Your task -> Transcribe every record exactly.

Information given ->
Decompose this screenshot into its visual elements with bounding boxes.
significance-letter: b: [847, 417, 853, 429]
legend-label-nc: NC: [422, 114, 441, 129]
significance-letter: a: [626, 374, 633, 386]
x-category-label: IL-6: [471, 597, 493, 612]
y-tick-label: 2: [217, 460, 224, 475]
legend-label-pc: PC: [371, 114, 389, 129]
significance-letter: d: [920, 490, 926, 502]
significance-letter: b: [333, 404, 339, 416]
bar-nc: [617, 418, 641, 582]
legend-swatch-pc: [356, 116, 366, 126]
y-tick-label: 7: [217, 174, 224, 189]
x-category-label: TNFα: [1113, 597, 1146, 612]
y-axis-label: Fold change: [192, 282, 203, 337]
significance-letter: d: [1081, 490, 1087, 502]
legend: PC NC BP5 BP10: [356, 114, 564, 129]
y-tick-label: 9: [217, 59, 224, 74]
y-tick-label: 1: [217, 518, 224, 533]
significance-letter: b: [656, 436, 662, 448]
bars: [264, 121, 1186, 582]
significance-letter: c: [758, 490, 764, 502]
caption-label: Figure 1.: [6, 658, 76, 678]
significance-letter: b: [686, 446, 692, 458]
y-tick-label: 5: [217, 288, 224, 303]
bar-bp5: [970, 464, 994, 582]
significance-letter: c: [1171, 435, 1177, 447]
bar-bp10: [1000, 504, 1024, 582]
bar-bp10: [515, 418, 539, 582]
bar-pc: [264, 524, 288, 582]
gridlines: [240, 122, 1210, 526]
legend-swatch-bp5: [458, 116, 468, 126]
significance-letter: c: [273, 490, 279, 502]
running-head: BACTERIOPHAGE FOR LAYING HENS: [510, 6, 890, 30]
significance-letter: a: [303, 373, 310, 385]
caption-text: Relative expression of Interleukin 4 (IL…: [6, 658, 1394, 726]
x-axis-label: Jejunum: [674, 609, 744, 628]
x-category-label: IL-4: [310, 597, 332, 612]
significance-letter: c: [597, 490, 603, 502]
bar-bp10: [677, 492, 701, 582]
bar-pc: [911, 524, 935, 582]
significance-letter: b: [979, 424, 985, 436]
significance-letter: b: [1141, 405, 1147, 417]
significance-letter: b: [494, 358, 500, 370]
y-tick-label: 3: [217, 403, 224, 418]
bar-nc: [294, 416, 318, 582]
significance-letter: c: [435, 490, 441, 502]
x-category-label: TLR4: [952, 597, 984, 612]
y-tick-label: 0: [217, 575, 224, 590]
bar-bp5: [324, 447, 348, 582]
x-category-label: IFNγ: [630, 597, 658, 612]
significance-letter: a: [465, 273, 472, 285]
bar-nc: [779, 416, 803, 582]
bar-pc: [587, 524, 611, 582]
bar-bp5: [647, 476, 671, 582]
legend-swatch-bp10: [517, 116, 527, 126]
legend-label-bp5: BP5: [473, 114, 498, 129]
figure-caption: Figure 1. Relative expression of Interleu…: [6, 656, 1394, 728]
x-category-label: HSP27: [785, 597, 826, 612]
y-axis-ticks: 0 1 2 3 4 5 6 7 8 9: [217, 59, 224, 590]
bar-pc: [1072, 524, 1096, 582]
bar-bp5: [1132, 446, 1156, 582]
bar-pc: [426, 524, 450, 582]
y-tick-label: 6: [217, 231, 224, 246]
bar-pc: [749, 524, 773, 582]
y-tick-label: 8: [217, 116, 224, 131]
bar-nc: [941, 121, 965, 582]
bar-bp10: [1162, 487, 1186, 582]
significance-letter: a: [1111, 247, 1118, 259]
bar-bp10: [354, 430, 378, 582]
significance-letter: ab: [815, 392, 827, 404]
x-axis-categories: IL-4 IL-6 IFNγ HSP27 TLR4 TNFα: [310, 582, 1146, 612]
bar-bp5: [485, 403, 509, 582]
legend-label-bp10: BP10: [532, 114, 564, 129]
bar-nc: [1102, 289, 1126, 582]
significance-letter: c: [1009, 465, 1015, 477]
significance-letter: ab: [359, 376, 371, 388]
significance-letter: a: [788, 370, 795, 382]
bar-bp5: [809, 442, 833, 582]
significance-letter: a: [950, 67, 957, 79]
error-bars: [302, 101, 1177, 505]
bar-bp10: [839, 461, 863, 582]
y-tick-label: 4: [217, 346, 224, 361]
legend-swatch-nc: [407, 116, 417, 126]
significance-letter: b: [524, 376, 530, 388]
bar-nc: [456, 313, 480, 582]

Solution to the problem ->
Decompose this screenshot into its visual elements with bounding boxes.
significance-letter: b: [847, 417, 853, 429]
legend-label-nc: NC: [422, 114, 441, 129]
significance-letter: a: [626, 374, 633, 386]
x-category-label: IL-6: [471, 597, 493, 612]
y-tick-label: 2: [217, 460, 224, 475]
legend-label-pc: PC: [371, 114, 389, 129]
significance-letter: d: [920, 490, 926, 502]
significance-letter: b: [333, 404, 339, 416]
bar-nc: [617, 418, 641, 582]
legend-swatch-pc: [356, 116, 366, 126]
y-tick-label: 7: [217, 174, 224, 189]
x-category-label: TNFα: [1113, 597, 1146, 612]
y-axis-label: Fold change: [192, 282, 203, 337]
significance-letter: d: [1081, 490, 1087, 502]
legend: PC NC BP5 BP10: [356, 114, 564, 129]
y-tick-label: 9: [217, 59, 224, 74]
y-tick-label: 1: [217, 518, 224, 533]
significance-letter: b: [656, 436, 662, 448]
bars: [264, 121, 1186, 582]
significance-letter: c: [758, 490, 764, 502]
caption-label: Figure 1.: [6, 658, 76, 678]
significance-letter: b: [686, 446, 692, 458]
y-tick-label: 5: [217, 288, 224, 303]
bar-bp5: [970, 464, 994, 582]
significance-letter: c: [1171, 435, 1177, 447]
bar-bp10: [1000, 504, 1024, 582]
bar-bp10: [515, 418, 539, 582]
bar-pc: [264, 524, 288, 582]
gridlines: [240, 122, 1210, 526]
legend-swatch-bp5: [458, 116, 468, 126]
significance-letter: c: [273, 490, 279, 502]
running-head: BACTERIOPHAGE FOR LAYING HENS: [510, 6, 890, 30]
significance-letter: a: [303, 373, 310, 385]
caption-text: Relative expression of Interleukin 4 (IL…: [6, 658, 1394, 726]
x-axis-label: Jejunum: [674, 609, 744, 628]
x-category-label: IL-4: [310, 597, 332, 612]
significance-letter: c: [597, 490, 603, 502]
bar-bp10: [677, 492, 701, 582]
bar-pc: [911, 524, 935, 582]
significance-letter: b: [979, 424, 985, 436]
significance-letter: b: [1141, 405, 1147, 417]
significance-letter: b: [494, 358, 500, 370]
y-tick-label: 3: [217, 403, 224, 418]
bar-nc: [294, 416, 318, 582]
significance-letter: c: [435, 490, 441, 502]
x-category-label: TLR4: [952, 597, 984, 612]
y-tick-label: 0: [217, 575, 224, 590]
bar-bp5: [324, 447, 348, 582]
x-category-label: IFNγ: [630, 597, 658, 612]
significance-letter: a: [465, 273, 472, 285]
bar-nc: [779, 416, 803, 582]
bar-pc: [587, 524, 611, 582]
bar-bp5: [647, 476, 671, 582]
legend-swatch-bp10: [517, 116, 527, 126]
legend-label-bp5: BP5: [473, 114, 498, 129]
figure-caption: Figure 1. Relative expression of Interleu…: [6, 656, 1394, 728]
x-category-label: HSP27: [785, 597, 826, 612]
y-axis-ticks: 0 1 2 3 4 5 6 7 8 9: [217, 59, 224, 590]
bar-pc: [1072, 524, 1096, 582]
bar-bp5: [1132, 446, 1156, 582]
bar-pc: [426, 524, 450, 582]
y-tick-label: 6: [217, 231, 224, 246]
bar-pc: [749, 524, 773, 582]
y-tick-label: 8: [217, 116, 224, 131]
bar-nc: [941, 121, 965, 582]
bar-bp10: [1162, 487, 1186, 582]
significance-letter: a: [1111, 247, 1118, 259]
bar-bp10: [354, 430, 378, 582]
significance-letter: ab: [815, 392, 827, 404]
x-axis-categories: IL-4 IL-6 IFNγ HSP27 TLR4 TNFα: [310, 582, 1146, 612]
bar-bp5: [485, 403, 509, 582]
legend-label-bp10: BP10: [532, 114, 564, 129]
bar-nc: [1102, 289, 1126, 582]
significance-letter: c: [1009, 465, 1015, 477]
significance-letter: ab: [359, 376, 371, 388]
significance-letter: a: [788, 370, 795, 382]
bar-bp5: [809, 442, 833, 582]
significance-letter: a: [950, 67, 957, 79]
error-bars: [302, 101, 1177, 505]
bar-bp10: [839, 461, 863, 582]
y-tick-label: 4: [217, 346, 224, 361]
legend-swatch-nc: [407, 116, 417, 126]
significance-letter: b: [524, 376, 530, 388]
bar-nc: [456, 313, 480, 582]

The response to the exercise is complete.